This means that dharma-philosophies, artha-philosophies, and kama-philosophies cannot be independent of each other.
If Dharma, Artha, and Kama are permeable (i.e., one becomes a constitutive factor in the pursuit of the other) instead of being interdependent, then this poses a serious problem of distinction among dharma-philosophies, artha-philosophies, and kama-philosophies.
skholiast said:
Amod, under artha, I suppose you would also include pragmatism and “ordinary language” philosophies like Moore’s common-sensism, and (some readings of) the late Wittgenstein.
@ Jim: I agree that the Buddha attained his awakening after he had left off being a “renouncer,” but I think in Amod’s sense, mokṣa includes both a good deal of Buddhism as well as of Christianity, which likewise has an elaborate monastic culture but which also does not think of monasticism as necessary. What was “middle” about what the Buddha taught in ancient India is now apt to look relatively extreme (as Thill’s characterization perhaps illustrates), at least to those of us who are not used to seeing begging seers, or starving children, on the sides of the road. (I am not, however, trying to intimate that Thill’s position is an accident of what he does or doesn’t see by the roadside!) Of course this does not mean that Buddhism has not made significant inroads in American culture, but my sense is that its appeal is to those who are weary of a kind of glut or surfeit of gratification, not those who are turned off by “too much asceticism.” I know my analysis here is lopsided and even shallow. But I think both Buddhist and Christian teachings about the human being can be roughly deemed ‘ascetic.’ Of course there’s also the culture of these, which is complicated and vast. In the case of Christianity, I would certainly conceded that it does not always give a very ascetic impression. But go to the desert fathers or Dorothy Day, and you get the sense that a good dose of asceticism is never far from it, albeit a “world-affirming” sort of asceticism.
@ Thill: I am with you on this: there is no sense in rigorously separating these ends, as though one excluded all the others. Insofar as I understand it, the distinction between the various yogas (jnana, bhakti, karma) also acknowledges this. Indian thought is nothing if not subtle. It is a question of emphasis, not obsession.
Thill said:
S: “a “world-affirming” sort of asceticism.”
I don’t understand this phrase. Asceticism, whether Buddhist, Christian, Hindu, or Jain, is characterized by a contempt for and withdrawal from so-called “worldly” pursuits and pleasures (as if there were any pursuit or pleasure not of this world!).
In the early Christian appropriation and transformation of the Greek root word “askesis” of asceticism, it meant “austerity” or self-denial, denial of “worldly” desires. The practitioner of “askesis” was the “asketes” or the ascetic, invariably a monk or hermit. And an “asketerion”, or abode of practice of “askesis”, was a monastery.
JimWilton said:
The problem with self-denial is that there has to be a “self” that is acting to deny the itself pleasure. So while austerity can be helpful in seeing and loosening attachment — if one has habits of gluttony for example — it is possible to become as attached to virtue as to a sixty-four ounce porterhouse steak. And attachment is the cause of suffering (in the Buddhist view).
So Buddhism can’t be viewed as ascetic — at least not in a conventional sense.
Thill said:
JW: “And attachment is the cause of suffering (in the Buddhist view). So Buddhism can’t be viewed as ascetic — at least not in a conventional sense.”
Attachment springs from desire. So, if one foolishly proffers the goal of overcoming attachment, one can’t do it without, again foolishly, setting out to overcome desire.

GOAL OF THE EXERCISE | Continue the comment thread on asceticism, Buddhism, and dharma, artha, and kama from the point where it stops.

GIVEN RECORDS |
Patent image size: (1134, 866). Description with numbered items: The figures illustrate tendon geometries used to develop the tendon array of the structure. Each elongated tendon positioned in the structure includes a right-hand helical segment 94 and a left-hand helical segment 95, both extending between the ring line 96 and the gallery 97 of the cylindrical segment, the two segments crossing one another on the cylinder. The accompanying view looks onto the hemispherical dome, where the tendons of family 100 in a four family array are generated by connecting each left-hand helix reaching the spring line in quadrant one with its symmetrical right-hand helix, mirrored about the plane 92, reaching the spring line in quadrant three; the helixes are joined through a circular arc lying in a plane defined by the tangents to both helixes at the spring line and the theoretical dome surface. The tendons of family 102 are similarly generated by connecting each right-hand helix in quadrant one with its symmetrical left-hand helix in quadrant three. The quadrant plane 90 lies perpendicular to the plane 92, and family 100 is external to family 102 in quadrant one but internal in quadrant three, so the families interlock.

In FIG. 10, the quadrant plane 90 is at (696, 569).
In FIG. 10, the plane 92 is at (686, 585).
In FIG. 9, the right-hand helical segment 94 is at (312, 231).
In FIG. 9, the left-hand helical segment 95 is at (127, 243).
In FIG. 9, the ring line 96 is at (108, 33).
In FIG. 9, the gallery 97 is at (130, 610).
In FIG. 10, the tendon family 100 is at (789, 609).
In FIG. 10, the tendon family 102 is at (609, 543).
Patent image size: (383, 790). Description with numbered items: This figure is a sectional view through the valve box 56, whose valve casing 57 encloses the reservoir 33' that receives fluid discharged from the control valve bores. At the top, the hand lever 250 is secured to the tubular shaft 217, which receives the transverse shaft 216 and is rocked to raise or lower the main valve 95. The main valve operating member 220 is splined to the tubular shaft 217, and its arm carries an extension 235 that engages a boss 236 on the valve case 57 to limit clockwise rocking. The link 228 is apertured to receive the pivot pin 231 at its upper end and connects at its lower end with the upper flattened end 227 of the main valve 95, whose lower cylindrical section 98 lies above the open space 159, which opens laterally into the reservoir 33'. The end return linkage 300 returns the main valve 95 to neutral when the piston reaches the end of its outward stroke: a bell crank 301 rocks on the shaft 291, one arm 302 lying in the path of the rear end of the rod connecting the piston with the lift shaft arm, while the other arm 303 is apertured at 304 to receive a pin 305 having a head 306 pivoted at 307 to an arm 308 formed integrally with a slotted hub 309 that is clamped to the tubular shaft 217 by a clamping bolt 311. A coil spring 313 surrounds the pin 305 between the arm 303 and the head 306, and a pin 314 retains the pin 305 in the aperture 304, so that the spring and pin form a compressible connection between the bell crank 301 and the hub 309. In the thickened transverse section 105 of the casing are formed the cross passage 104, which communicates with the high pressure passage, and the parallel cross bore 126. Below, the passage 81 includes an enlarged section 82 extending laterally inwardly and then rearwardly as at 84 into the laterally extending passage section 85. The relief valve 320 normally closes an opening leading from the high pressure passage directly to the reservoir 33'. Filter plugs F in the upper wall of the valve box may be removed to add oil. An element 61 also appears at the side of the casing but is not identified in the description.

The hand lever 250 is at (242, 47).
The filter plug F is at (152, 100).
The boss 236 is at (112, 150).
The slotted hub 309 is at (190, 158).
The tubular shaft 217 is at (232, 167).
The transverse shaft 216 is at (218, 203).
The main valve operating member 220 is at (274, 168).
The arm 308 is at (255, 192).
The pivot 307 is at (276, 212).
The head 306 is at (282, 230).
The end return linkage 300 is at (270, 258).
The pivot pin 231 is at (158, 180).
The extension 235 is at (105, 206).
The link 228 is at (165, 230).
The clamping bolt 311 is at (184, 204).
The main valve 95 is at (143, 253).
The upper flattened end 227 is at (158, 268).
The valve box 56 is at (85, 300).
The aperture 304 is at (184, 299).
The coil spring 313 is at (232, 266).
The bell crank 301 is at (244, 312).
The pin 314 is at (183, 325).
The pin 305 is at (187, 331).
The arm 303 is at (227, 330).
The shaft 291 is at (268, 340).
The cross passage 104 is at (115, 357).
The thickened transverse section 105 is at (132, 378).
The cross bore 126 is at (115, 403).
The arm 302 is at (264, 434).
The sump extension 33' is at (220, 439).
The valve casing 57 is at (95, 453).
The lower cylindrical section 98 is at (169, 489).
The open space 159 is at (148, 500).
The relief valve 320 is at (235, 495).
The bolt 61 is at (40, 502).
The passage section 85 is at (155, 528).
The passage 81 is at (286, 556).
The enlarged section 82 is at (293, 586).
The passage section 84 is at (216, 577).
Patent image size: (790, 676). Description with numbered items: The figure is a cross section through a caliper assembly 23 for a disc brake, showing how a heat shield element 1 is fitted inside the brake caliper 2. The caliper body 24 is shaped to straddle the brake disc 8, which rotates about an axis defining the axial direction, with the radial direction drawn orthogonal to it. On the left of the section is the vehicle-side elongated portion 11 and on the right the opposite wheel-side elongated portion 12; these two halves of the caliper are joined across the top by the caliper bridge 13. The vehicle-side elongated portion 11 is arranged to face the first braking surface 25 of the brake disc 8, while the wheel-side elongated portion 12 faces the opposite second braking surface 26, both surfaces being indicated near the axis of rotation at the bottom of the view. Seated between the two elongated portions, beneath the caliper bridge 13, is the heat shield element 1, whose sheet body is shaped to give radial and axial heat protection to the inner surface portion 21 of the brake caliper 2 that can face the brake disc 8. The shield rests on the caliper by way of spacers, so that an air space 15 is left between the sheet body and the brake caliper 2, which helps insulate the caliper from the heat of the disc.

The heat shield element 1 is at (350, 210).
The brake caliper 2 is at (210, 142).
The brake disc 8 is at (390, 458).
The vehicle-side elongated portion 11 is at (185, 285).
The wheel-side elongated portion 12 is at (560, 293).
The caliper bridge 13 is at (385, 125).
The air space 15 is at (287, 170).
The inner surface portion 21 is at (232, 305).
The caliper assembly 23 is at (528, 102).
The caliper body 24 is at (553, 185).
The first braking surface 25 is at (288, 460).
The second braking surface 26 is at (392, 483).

RIGHT ANSWER |
This silly business of setting out to overcome attachment and its root, desire, is all squarely within the ambit of asceticism.
Attachment and desire are woven into the fabric of our nature and it’s a form of pathology to pursue their elimination. Sanity requires that we focus on the things it would be good to desire or get attached to instead of trying to eliminate all attachment or desire.
By the way, how do you make a commitment to anything, or be dedicated to something, without attachment to the object of your commitment and dedication?
“Self-denial” has always been understood to involve the overcoming of attachment and desire. It is the hallmark of the ascetic outlook.
So, Buddhism is advocating a form of self-denial in setting up as an ideal the overcoming of attachment and desire. It is, for this very reason, a type of asceticism and a foolish one at that.
JimWilton said:
Thill, your mind seems to be made up — but it is made up based on an incorrect view of Buddhist thought.
You remind me quite a lot of the type of dogmatic atheist that you see frequently these days — the kind who loves to fix on a simplistic view of Christianity, like a straw man, and then tear it down. This type of atheist thinker has no sense of how to address any deep form of Christianity such as Carmelites or other contemplative orders with a genuine spiritual practice. And I say this not to denigrate atheists generally — or to endorse Christian thought.
Buddhist thought teaches that desire and attachment are the cause of suffering. But the practical approach is aimed at understanding suffering and how the mind works — rather than cultivating austerity or deprivation.
Specifically, there are three general approaches. The best approach depends on what is most effective in the situation — rather than one approach being superior to another.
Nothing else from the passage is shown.